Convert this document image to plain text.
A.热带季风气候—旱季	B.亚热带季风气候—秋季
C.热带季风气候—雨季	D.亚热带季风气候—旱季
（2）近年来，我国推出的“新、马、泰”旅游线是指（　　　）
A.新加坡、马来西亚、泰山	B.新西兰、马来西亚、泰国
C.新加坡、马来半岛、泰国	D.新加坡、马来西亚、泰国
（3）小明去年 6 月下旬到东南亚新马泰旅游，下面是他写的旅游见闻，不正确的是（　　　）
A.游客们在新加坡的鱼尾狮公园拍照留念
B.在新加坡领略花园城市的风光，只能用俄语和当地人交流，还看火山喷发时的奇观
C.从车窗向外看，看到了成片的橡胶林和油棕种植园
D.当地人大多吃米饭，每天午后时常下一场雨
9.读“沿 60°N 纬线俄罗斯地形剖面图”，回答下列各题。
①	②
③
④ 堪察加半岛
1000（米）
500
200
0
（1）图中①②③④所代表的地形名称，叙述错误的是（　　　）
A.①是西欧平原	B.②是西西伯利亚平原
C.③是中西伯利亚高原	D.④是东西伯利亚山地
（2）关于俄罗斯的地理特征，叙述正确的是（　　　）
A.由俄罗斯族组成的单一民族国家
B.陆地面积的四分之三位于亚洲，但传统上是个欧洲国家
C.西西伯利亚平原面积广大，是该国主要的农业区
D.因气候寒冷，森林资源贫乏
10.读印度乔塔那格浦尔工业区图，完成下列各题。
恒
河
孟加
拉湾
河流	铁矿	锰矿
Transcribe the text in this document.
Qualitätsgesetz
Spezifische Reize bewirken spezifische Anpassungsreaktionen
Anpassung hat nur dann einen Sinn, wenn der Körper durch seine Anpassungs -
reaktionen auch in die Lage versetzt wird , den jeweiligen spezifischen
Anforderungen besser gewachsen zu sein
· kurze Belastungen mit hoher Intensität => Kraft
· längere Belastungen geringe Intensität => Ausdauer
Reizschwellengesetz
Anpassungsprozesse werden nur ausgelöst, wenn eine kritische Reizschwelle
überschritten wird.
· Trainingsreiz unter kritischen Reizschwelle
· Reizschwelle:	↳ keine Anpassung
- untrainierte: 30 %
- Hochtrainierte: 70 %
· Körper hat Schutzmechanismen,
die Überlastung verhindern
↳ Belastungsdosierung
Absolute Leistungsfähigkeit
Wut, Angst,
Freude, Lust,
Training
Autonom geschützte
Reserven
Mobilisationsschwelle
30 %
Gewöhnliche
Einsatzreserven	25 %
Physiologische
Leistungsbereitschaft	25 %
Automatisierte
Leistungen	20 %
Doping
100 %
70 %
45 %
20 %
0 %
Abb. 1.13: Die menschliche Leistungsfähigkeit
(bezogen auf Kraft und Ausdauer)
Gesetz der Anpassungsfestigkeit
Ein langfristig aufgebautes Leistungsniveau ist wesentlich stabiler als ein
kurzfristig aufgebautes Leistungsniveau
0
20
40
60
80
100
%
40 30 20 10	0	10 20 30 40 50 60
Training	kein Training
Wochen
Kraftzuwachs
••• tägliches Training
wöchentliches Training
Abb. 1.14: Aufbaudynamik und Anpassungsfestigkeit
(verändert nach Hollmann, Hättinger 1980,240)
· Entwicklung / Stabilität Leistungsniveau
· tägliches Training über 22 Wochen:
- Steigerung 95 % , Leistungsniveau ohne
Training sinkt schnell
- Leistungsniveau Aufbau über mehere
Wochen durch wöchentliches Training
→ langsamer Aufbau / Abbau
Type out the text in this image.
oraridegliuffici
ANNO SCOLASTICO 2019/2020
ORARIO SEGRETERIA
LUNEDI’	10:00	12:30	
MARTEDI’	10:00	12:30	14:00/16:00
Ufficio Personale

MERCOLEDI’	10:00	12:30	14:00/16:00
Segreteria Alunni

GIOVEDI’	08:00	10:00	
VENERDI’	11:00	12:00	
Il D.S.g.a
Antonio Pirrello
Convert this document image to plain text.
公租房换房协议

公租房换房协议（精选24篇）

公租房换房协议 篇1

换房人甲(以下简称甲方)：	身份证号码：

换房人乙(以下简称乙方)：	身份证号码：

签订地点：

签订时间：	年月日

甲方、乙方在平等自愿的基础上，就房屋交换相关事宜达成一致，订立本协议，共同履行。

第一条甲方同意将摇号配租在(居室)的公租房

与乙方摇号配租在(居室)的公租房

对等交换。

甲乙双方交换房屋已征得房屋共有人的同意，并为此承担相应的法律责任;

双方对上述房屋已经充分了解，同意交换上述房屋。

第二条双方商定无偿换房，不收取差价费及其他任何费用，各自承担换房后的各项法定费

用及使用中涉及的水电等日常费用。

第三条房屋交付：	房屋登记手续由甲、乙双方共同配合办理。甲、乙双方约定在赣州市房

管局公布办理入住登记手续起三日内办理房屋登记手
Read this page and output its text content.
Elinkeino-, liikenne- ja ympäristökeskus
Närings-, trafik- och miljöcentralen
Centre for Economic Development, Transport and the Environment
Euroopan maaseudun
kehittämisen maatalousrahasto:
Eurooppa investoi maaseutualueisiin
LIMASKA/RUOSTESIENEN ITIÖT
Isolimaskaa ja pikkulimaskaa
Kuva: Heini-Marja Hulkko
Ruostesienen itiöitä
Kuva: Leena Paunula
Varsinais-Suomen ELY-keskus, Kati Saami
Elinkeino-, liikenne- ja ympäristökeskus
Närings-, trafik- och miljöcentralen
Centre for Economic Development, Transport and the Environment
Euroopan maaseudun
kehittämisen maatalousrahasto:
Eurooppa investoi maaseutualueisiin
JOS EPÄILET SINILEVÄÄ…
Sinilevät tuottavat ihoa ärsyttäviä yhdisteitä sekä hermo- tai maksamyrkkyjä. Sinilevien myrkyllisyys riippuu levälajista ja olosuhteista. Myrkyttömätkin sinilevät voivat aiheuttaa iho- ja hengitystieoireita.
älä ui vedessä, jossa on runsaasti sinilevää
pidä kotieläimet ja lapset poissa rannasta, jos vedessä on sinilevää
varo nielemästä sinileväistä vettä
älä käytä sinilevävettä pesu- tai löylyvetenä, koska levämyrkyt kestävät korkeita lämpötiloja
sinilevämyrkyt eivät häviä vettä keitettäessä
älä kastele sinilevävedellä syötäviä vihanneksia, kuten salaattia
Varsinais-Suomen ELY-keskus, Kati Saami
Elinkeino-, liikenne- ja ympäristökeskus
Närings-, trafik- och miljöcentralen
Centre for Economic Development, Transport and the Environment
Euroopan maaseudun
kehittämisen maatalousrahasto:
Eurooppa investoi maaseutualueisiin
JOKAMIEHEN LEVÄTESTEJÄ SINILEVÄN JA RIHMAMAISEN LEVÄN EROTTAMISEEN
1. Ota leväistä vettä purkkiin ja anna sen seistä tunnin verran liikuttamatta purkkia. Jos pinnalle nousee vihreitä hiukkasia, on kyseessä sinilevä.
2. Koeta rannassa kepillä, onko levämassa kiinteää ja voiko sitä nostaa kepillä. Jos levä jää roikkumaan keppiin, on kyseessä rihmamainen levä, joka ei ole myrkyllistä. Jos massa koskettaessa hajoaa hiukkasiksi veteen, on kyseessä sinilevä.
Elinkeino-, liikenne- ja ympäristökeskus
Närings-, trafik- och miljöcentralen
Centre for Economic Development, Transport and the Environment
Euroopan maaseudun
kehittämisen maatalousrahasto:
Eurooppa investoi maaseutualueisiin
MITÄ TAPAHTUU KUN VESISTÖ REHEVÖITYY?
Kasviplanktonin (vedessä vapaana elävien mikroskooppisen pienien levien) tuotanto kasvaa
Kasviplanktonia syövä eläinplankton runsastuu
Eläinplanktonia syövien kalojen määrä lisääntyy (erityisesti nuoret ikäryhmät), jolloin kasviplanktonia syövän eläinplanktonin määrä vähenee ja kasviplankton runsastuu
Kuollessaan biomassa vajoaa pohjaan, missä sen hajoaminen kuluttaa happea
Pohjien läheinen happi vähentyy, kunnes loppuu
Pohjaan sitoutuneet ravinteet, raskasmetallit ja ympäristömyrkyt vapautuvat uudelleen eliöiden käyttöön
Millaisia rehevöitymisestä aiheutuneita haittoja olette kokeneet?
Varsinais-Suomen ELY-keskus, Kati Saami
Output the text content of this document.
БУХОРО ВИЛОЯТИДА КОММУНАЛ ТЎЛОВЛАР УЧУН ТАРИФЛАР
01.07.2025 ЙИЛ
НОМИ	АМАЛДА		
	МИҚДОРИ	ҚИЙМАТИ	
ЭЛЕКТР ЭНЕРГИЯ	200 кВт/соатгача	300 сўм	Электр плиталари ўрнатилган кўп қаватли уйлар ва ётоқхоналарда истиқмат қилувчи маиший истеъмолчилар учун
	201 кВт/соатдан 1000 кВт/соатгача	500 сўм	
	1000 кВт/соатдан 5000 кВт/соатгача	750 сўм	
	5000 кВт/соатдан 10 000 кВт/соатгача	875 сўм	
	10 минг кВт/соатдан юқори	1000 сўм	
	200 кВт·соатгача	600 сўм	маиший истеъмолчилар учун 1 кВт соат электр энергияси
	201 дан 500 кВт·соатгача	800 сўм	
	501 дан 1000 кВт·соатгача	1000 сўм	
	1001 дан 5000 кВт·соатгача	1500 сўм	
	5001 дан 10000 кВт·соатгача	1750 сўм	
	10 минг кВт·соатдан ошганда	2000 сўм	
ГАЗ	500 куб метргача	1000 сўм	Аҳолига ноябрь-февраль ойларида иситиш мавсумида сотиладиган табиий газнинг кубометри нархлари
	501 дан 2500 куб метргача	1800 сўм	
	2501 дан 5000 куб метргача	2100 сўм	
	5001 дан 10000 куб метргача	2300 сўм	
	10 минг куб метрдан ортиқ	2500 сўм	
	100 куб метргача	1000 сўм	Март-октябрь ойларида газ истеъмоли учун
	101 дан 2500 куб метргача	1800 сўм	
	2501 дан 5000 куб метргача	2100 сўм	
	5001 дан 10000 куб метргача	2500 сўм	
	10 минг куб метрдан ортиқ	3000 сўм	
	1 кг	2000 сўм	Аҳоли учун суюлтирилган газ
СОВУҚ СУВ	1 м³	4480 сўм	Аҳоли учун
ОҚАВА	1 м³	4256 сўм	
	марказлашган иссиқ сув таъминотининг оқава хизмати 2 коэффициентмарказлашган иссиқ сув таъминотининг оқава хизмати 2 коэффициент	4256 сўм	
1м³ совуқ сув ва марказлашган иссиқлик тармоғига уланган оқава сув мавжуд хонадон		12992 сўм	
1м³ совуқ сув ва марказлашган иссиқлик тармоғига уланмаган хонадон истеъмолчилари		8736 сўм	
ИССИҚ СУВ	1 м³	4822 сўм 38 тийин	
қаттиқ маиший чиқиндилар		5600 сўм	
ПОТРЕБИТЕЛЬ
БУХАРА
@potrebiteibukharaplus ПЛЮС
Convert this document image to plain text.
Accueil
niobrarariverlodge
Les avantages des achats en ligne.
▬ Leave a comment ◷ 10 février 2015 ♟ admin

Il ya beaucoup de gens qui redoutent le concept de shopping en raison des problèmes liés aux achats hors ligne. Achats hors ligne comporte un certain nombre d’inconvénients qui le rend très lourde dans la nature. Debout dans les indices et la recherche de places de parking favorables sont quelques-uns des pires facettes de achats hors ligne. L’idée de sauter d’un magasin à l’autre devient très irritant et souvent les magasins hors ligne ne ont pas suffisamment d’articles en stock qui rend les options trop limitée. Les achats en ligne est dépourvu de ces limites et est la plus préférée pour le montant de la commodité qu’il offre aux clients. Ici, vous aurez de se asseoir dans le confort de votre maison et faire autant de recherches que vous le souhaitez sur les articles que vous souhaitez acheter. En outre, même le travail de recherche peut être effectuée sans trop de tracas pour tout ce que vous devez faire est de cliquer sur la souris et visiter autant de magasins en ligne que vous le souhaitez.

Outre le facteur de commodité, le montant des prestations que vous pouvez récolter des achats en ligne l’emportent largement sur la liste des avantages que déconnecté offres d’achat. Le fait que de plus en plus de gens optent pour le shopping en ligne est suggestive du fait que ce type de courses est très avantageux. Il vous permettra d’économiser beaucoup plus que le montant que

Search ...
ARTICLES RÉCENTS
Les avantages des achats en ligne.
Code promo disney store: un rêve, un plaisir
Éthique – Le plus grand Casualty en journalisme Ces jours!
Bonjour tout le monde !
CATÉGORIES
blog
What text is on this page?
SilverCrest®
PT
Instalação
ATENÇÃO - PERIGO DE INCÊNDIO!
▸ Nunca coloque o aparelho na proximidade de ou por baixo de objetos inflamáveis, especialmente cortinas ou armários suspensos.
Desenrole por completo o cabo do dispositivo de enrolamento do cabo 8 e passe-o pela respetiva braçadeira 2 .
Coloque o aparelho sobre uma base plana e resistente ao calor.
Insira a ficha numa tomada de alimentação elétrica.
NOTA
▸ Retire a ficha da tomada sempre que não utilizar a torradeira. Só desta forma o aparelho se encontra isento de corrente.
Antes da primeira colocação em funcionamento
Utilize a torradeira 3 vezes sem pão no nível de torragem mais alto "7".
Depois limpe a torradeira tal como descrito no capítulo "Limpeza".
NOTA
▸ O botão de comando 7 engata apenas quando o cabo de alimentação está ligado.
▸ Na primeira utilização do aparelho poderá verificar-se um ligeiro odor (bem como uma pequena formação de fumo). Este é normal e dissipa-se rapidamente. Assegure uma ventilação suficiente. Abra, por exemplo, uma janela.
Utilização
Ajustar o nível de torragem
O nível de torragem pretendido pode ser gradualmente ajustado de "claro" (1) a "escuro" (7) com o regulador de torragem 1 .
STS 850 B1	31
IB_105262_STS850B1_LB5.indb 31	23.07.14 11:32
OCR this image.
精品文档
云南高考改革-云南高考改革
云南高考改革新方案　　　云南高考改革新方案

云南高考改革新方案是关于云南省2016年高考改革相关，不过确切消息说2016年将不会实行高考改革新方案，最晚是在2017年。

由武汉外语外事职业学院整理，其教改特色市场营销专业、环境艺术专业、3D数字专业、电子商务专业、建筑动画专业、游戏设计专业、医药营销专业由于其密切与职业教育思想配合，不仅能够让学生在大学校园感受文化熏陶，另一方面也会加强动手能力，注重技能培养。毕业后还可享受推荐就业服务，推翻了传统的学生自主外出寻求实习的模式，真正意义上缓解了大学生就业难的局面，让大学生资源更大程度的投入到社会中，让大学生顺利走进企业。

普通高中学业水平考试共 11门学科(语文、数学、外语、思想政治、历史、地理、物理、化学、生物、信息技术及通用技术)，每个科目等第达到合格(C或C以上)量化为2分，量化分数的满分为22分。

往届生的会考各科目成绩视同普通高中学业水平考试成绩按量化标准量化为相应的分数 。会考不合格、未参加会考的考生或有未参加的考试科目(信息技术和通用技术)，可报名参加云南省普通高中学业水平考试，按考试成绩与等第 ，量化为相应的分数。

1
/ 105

───

TASK OBJECTIVE:
Review the material and copy each line in which the word "wird" appears.

FINISHED EXERCISE:
reaktionen auch in die Lage versetzt wird , den jeweiligen spezifischen
überschritten wird.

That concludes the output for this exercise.